What to produce:
In the listing below, identify each line with the word "actions" and return those lines.

Items:
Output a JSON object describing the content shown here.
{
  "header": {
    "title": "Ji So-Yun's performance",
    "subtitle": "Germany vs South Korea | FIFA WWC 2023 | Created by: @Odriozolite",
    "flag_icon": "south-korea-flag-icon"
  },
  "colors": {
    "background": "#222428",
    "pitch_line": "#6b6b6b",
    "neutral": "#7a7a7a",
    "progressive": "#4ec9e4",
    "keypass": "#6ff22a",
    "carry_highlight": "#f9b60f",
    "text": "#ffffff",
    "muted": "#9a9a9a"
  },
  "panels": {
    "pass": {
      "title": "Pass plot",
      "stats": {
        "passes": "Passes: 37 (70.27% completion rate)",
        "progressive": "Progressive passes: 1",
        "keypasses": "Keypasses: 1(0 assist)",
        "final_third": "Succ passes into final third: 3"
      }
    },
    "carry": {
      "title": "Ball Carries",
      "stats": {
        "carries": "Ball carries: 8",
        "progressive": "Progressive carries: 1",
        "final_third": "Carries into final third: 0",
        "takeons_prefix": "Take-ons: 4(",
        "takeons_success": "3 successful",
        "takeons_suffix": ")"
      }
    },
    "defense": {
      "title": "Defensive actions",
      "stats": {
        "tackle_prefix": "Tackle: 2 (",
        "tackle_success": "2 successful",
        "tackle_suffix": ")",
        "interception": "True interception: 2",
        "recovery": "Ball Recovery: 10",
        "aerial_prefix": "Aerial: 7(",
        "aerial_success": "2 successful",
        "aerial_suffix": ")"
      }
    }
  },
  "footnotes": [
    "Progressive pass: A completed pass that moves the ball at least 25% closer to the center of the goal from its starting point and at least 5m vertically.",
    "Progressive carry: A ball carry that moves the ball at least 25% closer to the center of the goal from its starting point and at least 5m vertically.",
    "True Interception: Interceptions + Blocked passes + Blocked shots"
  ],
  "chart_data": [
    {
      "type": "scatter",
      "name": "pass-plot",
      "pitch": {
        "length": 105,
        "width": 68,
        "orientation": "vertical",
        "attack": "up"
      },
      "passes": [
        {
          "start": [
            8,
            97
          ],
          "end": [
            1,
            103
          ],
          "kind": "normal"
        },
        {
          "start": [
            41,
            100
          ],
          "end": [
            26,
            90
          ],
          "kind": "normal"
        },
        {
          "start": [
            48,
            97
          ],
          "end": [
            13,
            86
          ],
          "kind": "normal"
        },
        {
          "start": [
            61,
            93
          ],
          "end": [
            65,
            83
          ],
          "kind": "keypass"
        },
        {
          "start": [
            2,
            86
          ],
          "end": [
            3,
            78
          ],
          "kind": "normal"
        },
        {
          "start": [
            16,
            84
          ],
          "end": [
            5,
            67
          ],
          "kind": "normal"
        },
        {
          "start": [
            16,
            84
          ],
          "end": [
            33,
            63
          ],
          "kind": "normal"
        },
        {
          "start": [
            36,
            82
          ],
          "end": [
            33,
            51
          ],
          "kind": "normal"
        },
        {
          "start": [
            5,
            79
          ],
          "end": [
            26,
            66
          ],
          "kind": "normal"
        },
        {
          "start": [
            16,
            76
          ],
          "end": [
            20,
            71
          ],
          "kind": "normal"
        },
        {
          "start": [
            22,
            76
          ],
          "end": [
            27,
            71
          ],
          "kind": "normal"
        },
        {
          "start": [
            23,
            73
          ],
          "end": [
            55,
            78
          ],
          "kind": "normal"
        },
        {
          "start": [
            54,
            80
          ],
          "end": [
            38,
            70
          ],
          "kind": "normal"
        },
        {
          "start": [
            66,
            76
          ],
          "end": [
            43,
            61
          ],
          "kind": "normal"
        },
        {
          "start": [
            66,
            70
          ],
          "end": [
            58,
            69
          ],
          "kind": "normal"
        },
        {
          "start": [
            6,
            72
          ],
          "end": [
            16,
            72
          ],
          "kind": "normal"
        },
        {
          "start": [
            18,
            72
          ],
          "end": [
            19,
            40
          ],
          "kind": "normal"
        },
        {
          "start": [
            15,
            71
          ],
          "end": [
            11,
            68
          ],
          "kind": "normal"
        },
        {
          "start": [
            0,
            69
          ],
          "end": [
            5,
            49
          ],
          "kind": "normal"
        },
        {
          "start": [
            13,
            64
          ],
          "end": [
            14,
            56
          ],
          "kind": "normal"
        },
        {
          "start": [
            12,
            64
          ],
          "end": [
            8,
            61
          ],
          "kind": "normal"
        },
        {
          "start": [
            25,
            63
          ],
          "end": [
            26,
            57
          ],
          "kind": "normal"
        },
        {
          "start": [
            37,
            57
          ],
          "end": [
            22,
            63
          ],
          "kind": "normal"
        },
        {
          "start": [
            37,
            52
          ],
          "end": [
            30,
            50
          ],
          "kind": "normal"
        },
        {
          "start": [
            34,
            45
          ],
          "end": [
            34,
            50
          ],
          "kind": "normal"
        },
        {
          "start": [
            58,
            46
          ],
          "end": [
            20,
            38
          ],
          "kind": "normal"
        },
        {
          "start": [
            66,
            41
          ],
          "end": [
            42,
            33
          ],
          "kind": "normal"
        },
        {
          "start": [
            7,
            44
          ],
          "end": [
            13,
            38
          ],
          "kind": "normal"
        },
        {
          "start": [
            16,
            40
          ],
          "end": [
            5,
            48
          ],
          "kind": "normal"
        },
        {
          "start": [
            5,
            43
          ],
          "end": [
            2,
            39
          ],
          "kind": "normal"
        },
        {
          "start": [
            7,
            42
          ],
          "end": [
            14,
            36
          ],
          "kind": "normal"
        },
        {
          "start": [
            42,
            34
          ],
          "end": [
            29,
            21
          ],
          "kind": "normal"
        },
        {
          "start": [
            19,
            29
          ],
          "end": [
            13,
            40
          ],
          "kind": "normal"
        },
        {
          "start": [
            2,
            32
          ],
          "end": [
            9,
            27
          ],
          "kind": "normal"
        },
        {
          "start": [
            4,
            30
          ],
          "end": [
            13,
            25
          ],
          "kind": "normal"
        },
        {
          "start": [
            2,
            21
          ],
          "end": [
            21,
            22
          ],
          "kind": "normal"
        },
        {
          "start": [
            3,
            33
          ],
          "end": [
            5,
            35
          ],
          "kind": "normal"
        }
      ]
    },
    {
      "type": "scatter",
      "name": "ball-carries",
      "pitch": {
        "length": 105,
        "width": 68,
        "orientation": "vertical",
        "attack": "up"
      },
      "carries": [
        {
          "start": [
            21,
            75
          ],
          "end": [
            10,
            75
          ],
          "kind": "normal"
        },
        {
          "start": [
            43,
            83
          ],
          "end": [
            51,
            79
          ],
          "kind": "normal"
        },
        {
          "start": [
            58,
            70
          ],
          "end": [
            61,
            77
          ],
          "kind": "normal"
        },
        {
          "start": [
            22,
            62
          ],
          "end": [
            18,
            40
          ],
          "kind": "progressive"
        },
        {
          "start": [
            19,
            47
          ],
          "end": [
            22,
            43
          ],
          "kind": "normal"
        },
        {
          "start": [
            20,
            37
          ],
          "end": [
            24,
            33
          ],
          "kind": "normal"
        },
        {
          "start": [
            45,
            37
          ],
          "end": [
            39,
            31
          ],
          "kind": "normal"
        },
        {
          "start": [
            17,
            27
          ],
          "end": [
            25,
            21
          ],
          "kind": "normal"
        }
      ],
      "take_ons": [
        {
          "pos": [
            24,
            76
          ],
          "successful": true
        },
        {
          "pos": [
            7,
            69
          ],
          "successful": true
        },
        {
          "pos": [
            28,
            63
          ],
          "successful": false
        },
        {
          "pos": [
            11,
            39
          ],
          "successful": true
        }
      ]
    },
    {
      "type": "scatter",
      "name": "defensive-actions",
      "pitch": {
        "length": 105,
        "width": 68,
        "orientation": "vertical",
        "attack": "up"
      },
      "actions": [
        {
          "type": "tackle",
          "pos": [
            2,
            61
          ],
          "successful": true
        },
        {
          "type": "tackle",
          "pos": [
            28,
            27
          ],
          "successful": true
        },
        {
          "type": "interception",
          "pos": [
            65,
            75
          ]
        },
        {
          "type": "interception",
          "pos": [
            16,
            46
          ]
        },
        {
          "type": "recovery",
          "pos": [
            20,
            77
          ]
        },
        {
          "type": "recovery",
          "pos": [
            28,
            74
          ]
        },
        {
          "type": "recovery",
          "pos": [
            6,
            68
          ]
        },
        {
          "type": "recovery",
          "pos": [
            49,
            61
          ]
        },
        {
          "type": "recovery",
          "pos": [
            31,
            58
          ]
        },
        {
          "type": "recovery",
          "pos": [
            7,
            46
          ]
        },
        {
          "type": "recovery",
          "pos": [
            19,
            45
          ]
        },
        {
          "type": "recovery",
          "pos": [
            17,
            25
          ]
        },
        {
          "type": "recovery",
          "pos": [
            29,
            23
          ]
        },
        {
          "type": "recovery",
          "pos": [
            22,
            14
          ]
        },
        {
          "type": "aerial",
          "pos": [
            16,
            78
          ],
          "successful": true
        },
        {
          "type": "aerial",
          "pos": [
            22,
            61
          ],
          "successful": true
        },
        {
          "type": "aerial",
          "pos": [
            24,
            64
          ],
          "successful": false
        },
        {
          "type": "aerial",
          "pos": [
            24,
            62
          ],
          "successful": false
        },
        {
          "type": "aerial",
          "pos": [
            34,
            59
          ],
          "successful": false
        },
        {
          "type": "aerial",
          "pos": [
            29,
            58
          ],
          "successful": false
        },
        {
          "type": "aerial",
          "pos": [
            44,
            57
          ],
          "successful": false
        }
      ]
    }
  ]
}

Answer in full:
      "title": "Defensive actions",
      "name": "defensive-actions",
      "actions": [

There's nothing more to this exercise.